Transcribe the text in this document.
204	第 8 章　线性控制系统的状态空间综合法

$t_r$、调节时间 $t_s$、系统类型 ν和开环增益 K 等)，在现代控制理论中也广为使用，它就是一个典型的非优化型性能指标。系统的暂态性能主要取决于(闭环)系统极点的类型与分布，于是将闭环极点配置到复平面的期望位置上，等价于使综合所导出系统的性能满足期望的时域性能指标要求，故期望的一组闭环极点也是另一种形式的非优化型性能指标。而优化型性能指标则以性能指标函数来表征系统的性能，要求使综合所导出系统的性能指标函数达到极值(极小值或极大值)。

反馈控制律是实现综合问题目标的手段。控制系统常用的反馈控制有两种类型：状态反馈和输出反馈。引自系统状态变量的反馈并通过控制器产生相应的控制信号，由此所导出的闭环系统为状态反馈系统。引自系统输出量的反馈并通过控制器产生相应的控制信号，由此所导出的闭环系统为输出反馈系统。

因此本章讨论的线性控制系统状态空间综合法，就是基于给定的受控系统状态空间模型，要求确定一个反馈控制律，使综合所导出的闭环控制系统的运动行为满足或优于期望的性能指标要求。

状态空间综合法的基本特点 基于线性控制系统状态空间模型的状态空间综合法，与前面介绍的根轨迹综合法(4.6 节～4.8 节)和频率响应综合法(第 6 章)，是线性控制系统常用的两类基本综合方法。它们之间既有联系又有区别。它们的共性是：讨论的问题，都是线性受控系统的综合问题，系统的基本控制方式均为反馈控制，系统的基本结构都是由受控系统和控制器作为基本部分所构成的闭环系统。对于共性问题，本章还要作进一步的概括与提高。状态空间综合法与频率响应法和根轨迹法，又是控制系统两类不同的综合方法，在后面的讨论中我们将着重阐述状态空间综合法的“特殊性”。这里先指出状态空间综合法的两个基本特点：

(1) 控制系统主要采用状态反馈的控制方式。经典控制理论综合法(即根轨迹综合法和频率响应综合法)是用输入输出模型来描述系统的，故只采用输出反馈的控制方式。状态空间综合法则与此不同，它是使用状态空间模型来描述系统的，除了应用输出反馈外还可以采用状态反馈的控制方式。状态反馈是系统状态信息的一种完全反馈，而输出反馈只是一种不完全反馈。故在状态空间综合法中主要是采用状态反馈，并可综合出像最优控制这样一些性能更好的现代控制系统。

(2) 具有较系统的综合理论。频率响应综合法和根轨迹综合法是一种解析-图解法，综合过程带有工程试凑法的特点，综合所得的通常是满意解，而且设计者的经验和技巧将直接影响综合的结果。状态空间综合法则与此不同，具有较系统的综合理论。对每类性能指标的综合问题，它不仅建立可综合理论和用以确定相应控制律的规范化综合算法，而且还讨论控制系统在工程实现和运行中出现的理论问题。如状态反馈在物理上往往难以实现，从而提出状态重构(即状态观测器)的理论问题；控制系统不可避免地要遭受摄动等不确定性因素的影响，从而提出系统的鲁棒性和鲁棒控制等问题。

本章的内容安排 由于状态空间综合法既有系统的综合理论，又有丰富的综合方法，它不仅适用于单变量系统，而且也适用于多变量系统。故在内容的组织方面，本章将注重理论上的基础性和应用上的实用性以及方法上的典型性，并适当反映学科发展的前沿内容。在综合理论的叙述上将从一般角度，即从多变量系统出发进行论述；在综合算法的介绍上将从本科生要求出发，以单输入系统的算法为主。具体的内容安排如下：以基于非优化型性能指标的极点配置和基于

**WHAT TO PRODUCE:** Scan the listing above. Gather each line that contains the word "状态空间综合法则与此不同".

**RESPONSE TO THE EXERCISE:**
(1) 控制系统主要采用状态反馈的控制方式。经典控制理论综合法(即根轨迹综合法和频率响应综合法)是用输入输出模型来描述系统的，故只采用输出反馈的控制方式。状态空间综合法则与此不同，它是使用状态空间模型来描述系统的，除了应用输出反馈外还可以采用状态反馈的控制方式。状态反馈是系统状态信息的一种完全反馈，而输出反馈只是一种不完全反馈。故在状态空间综合法中主要是采用状态反馈，并可综合出像最优控制这样一些性能更好的现代控制系统。
(2) 具有较系统的综合理论。频率响应综合法和根轨迹综合法是一种解析-图解法，综合过程带有工程试凑法的特点，综合所得的通常是满意解，而且设计者的经验和技巧将直接影响综合的结果。状态空间综合法则与此不同，具有较系统的综合理论。对每类性能指标的综合问题，它不仅建立可综合理论和用以确定相应控制律的规范化综合算法，而且还讨论控制系统在工程实现和运行中出现的理论问题。如状态反馈在物理上往往难以实现，从而提出状态重构(即状态观测器)的理论问题；控制系统不可避免地要遭受摄动等不确定性因素的影响，从而提出系统的鲁棒性和鲁棒控制等问题。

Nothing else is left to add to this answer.